TASK STATEMENT
In the data below, find every line with the string "entidades" and pull it out.

INFORMATION SUPPLIED
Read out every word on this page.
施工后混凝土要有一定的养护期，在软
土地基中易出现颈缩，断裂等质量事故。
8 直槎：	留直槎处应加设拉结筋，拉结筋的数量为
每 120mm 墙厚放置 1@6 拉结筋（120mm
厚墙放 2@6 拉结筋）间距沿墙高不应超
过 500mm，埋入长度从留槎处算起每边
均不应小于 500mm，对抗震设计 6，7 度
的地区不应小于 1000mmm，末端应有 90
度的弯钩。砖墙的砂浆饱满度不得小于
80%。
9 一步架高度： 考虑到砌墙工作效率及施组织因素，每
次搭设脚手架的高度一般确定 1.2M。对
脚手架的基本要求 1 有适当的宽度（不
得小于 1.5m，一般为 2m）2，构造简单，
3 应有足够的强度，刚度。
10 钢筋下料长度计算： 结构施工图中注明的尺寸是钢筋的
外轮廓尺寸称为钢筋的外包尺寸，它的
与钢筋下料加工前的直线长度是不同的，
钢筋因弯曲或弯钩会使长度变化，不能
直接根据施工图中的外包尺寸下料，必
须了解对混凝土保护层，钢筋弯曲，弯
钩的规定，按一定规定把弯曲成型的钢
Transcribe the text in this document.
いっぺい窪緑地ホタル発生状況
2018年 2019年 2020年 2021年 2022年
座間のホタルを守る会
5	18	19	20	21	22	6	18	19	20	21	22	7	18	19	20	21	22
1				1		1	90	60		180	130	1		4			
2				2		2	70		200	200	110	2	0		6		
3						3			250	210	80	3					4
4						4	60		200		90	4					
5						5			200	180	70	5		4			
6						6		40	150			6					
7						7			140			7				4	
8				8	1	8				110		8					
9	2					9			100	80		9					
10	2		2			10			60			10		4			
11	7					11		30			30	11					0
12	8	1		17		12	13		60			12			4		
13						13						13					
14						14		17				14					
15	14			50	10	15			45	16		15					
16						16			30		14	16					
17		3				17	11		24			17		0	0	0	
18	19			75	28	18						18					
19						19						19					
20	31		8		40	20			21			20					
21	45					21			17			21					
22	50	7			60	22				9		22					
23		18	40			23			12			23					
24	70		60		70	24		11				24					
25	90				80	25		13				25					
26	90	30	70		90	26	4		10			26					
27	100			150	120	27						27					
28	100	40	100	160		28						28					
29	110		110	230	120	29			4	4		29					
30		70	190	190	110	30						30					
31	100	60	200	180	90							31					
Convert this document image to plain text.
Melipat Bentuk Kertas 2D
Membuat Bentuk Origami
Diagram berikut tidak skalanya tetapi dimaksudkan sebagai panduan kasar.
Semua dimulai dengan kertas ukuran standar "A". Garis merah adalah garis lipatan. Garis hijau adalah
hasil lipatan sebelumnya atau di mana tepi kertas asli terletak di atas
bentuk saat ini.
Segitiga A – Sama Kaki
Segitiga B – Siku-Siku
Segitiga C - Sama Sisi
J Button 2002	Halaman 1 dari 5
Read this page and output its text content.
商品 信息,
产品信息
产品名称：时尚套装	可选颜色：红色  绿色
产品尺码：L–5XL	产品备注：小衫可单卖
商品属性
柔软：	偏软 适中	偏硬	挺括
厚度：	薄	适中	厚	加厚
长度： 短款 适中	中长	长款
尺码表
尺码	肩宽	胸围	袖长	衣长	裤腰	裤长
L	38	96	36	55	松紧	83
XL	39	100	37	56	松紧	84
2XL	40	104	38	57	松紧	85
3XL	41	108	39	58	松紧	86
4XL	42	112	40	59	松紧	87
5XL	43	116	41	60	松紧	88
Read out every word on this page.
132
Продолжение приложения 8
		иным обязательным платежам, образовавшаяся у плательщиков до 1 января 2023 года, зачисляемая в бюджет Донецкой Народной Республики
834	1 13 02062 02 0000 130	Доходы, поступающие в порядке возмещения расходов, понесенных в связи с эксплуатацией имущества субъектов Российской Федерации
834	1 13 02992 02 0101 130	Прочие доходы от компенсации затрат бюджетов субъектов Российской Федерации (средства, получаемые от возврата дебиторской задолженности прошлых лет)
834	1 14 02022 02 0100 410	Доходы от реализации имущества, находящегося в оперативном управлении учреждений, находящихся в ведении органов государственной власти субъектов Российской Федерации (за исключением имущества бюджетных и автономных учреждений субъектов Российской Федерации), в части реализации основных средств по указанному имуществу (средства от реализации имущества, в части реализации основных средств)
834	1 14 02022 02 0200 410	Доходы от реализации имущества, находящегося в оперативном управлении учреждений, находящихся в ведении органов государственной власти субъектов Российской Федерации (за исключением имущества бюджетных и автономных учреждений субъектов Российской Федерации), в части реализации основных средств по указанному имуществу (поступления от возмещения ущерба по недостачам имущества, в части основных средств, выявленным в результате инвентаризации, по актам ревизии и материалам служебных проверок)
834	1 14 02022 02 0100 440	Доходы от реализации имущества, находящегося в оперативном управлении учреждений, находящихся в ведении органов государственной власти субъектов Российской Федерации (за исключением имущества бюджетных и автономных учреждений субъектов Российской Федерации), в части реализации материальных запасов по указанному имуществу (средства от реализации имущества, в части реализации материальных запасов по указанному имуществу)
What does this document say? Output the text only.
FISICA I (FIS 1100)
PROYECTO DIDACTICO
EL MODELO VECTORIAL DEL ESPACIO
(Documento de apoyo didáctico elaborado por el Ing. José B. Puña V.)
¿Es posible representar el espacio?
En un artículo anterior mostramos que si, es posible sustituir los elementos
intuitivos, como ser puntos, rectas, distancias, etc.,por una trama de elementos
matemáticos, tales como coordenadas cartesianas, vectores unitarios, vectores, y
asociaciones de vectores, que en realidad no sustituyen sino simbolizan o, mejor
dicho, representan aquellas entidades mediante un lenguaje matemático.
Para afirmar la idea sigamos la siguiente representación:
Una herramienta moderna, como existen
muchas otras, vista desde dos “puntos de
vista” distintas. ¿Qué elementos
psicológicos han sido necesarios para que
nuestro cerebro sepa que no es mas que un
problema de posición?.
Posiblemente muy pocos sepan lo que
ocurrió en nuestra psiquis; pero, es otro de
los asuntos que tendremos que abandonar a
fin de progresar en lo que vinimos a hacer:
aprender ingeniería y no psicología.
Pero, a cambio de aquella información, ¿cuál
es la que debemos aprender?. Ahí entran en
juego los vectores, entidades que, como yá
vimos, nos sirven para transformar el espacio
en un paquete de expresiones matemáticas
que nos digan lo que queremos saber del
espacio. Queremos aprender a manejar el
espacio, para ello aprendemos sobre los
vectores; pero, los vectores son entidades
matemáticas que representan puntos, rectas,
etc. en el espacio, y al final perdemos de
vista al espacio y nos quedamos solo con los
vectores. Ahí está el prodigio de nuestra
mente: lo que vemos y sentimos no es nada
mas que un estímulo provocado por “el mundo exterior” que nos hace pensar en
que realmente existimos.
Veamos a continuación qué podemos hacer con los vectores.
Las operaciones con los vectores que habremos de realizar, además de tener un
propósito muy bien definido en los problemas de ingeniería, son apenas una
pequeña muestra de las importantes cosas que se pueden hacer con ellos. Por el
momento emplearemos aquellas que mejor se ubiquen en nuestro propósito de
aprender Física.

COMPLETED EXERCISE
dicho, representan aquellas entidades mediante un lenguaje matemático.
juego los vectores, entidades que, como yá
vectores; pero, los vectores son entidades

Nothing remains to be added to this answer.